[Dataset excerpt]
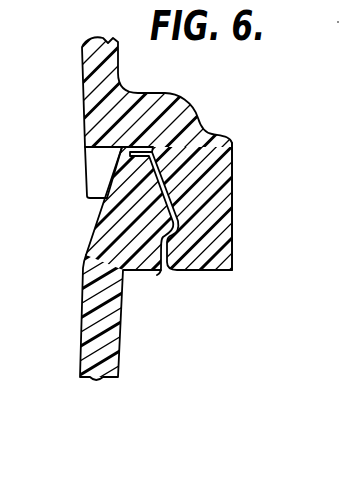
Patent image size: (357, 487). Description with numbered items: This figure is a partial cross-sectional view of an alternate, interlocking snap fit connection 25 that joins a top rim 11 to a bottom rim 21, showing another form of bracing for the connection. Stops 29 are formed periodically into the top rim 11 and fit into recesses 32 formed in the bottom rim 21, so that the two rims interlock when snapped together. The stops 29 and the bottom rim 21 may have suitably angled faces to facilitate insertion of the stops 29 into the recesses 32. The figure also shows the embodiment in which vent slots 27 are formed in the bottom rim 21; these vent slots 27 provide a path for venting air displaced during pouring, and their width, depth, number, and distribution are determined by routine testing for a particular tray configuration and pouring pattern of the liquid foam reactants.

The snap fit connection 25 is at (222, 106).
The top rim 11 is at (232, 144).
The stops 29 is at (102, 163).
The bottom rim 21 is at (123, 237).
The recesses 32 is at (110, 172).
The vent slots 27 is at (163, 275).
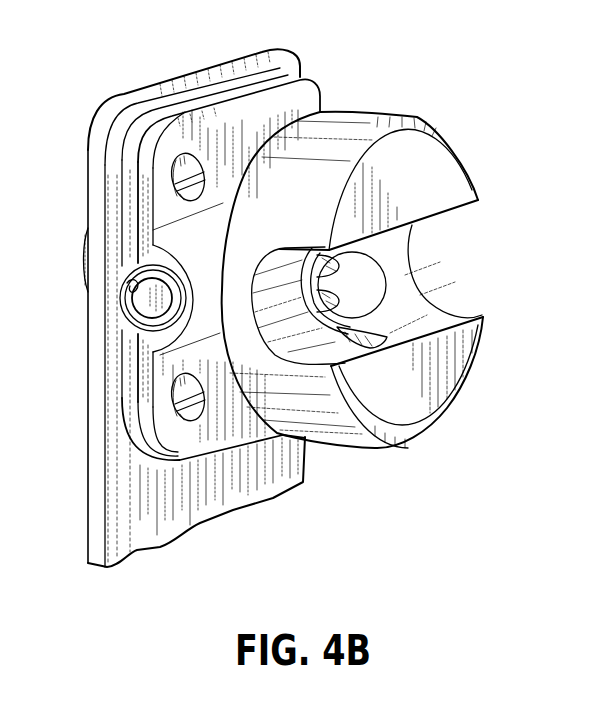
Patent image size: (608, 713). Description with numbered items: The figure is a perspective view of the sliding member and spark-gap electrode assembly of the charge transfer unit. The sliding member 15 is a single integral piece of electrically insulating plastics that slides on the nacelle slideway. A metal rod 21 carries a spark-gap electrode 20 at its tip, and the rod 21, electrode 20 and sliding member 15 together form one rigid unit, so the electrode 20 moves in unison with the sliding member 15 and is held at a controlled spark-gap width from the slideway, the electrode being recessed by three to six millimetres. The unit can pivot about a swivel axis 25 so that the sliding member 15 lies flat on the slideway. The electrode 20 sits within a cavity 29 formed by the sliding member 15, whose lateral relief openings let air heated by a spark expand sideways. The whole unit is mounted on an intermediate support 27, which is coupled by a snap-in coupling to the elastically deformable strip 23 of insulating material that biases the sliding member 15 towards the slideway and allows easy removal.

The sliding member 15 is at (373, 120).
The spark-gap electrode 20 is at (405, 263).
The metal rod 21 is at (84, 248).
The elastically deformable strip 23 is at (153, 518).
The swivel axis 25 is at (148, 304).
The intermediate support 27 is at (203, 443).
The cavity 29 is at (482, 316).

Exercise task: Copy out every row above word for word, leaving the pictures out.

Completed exercise:
Patent image size: (357, 487). Description with numbered items: This figure is a partial cross-sectional view of an alternate, interlocking snap fit connection 25 that joins a top rim 11 to a bottom rim 21, showing another form of bracing for the connection. Stops 29 are formed periodically into the top rim 11 and fit into recesses 32 formed in the bottom rim 21, so that the two rims interlock when snapped together. The stops 29 and the bottom rim 21 may have suitably angled faces to facilitate insertion of the stops 29 into the recesses 32. The figure also shows the embodiment in which vent slots 27 are formed in the bottom rim 21; these vent slots 27 provide a path for venting air displaced during pouring, and their width, depth, number, and distribution are determined by routine testing for a particular tray configuration and pouring pattern of the liquid foam reactants.

The snap fit connection 25 is at (222, 106).
The top rim 11 is at (232, 144).
The stops 29 is at (102, 163).
The bottom rim 21 is at (123, 237).
The recesses 32 is at (110, 172).
The vent slots 27 is at (163, 275).
Patent image size: (608, 713). Description with numbered items: The figure is a perspective view of the sliding member and spark-gap electrode assembly of the charge transfer unit. The sliding member 15 is a single integral piece of electrically insulating plastics that slides on the nacelle slideway. A metal rod 21 carries a spark-gap electrode 20 at its tip, and the rod 21, electrode 20 and sliding member 15 together form one rigid unit, so the electrode 20 moves in unison with the sliding member 15 and is held at a controlled spark-gap width from the slideway, the electrode being recessed by three to six millimetres. The unit can pivot about a swivel axis 25 so that the sliding member 15 lies flat on the slideway. The electrode 20 sits within a cavity 29 formed by the sliding member 15, whose lateral relief openings let air heated by a spark expand sideways. The whole unit is mounted on an intermediate support 27, which is coupled by a snap-in coupling to the elastically deformable strip 23 of insulating material that biases the sliding member 15 towards the slideway and allows easy removal.

The sliding member 15 is at (373, 120).
The spark-gap electrode 20 is at (405, 263).
The metal rod 21 is at (84, 248).
The elastically deformable strip 23 is at (153, 518).
The swivel axis 25 is at (148, 304).
The intermediate support 27 is at (203, 443).
The cavity 29 is at (482, 316).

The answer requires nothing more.